>>>
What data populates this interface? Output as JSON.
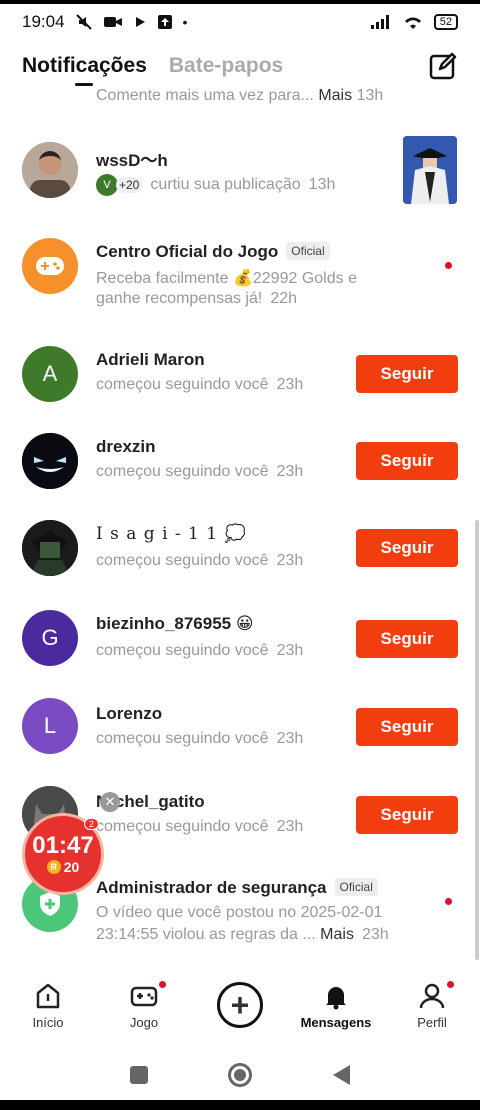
{
  "status": {
    "time": "19:04",
    "battery": "52"
  },
  "header": {
    "tabs": [
      "Notificações",
      "Bate-papos"
    ]
  },
  "partial": {
    "text": "Comente mais uma vez para...",
    "more": "Mais",
    "time": "13h"
  },
  "items": [
    {
      "name": "wssD〜h",
      "likes_count": "+20",
      "desc": "curtiu sua publicação",
      "time": "13h"
    },
    {
      "name": "Centro Oficial do Jogo",
      "badge": "Oficial",
      "desc1": "Receba facilmente 💰22992 Golds e",
      "desc2": "ganhe recompensas já!",
      "time": "22h"
    },
    {
      "name": "Adrieli Maron",
      "initial": "A",
      "color": "#3e7a2a",
      "desc": "começou seguindo você",
      "time": "23h",
      "button": "Seguir"
    },
    {
      "name": "drexzin",
      "desc": "começou seguindo você",
      "time": "23h",
      "button": "Seguir"
    },
    {
      "name": "I s a g i - 1 1 💭",
      "desc": "começou seguindo você",
      "time": "23h",
      "button": "Seguir"
    },
    {
      "name": "biezinho_876955 😀",
      "initial": "G",
      "color": "#4b2a9e",
      "desc": "começou seguindo você",
      "time": "23h",
      "button": "Seguir"
    },
    {
      "name": "Lorenzo",
      "initial": "L",
      "color": "#7a4bc2",
      "desc": "começou seguindo você",
      "time": "23h",
      "button": "Seguir"
    },
    {
      "name": "Michel_gatito",
      "desc": "começou seguindo você",
      "time": "23h",
      "button": "Seguir"
    },
    {
      "name": "Administrador de segurança",
      "badge": "Oficial",
      "desc1": "O vídeo que você postou no 2025-02-01",
      "desc2": "23:14:55 violou as regras da ...",
      "more": "Mais",
      "time": "23h"
    }
  ],
  "timer": {
    "clock": "01:47",
    "points": "20",
    "count": "2",
    "coin": "R"
  },
  "nav": [
    {
      "label": "Início"
    },
    {
      "label": "Jogo"
    },
    {
      "label": "Mensagens"
    },
    {
      "label": "Perfil"
    }
  ],
  "colors": {
    "accent": "#f23d0f",
    "dot": "#e0102a"
  }
}
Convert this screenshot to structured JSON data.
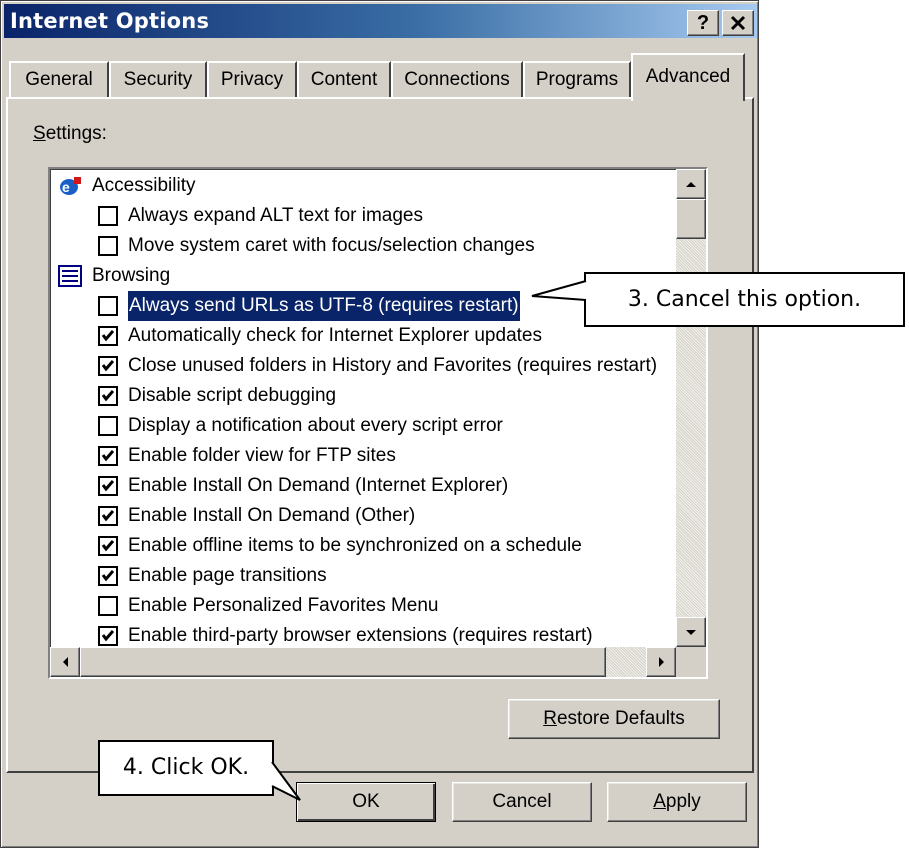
<<<
__Exercise aim__
Repeat the material verbatim. Do not carry over any picture.

__Finished exercise__
What data populates this interface? Output as JSON.
{
  "status": {
    "time": "19:04",
    "battery": "52"
  },
  "header": {
    "tabs": [
      "Notificações",
      "Bate-papos"
    ]
  },
  "partial": {
    "text": "Comente mais uma vez para...",
    "more": "Mais",
    "time": "13h"
  },
  "items": [
    {
      "name": "wssD〜h",
      "likes_count": "+20",
      "desc": "curtiu sua publicação",
      "time": "13h"
    },
    {
      "name": "Centro Oficial do Jogo",
      "badge": "Oficial",
      "desc1": "Receba facilmente 💰22992 Golds e",
      "desc2": "ganhe recompensas já!",
      "time": "22h"
    },
    {
      "name": "Adrieli Maron",
      "initial": "A",
      "color": "#3e7a2a",
      "desc": "começou seguindo você",
      "time": "23h",
      "button": "Seguir"
    },
    {
      "name": "drexzin",
      "desc": "começou seguindo você",
      "time": "23h",
      "button": "Seguir"
    },
    {
      "name": "I s a g i - 1 1 💭",
      "desc": "começou seguindo você",
      "time": "23h",
      "button": "Seguir"
    },
    {
      "name": "biezinho_876955 😀",
      "initial": "G",
      "color": "#4b2a9e",
      "desc": "começou seguindo você",
      "time": "23h",
      "button": "Seguir"
    },
    {
      "name": "Lorenzo",
      "initial": "L",
      "color": "#7a4bc2",
      "desc": "começou seguindo você",
      "time": "23h",
      "button": "Seguir"
    },
    {
      "name": "Michel_gatito",
      "desc": "começou seguindo você",
      "time": "23h",
      "button": "Seguir"
    },
    {
      "name": "Administrador de segurança",
      "badge": "Oficial",
      "desc1": "O vídeo que você postou no 2025-02-01",
      "desc2": "23:14:55 violou as regras da ...",
      "more": "Mais",
      "time": "23h"
    }
  ],
  "timer": {
    "clock": "01:47",
    "points": "20",
    "count": "2",
    "coin": "R"
  },
  "nav": [
    {
      "label": "Início"
    },
    {
      "label": "Jogo"
    },
    {
      "label": "Mensagens"
    },
    {
      "label": "Perfil"
    }
  ],
  "colors": {
    "accent": "#f23d0f",
    "dot": "#e0102a"
  }
}
Convert this screenshot to structured JSON data.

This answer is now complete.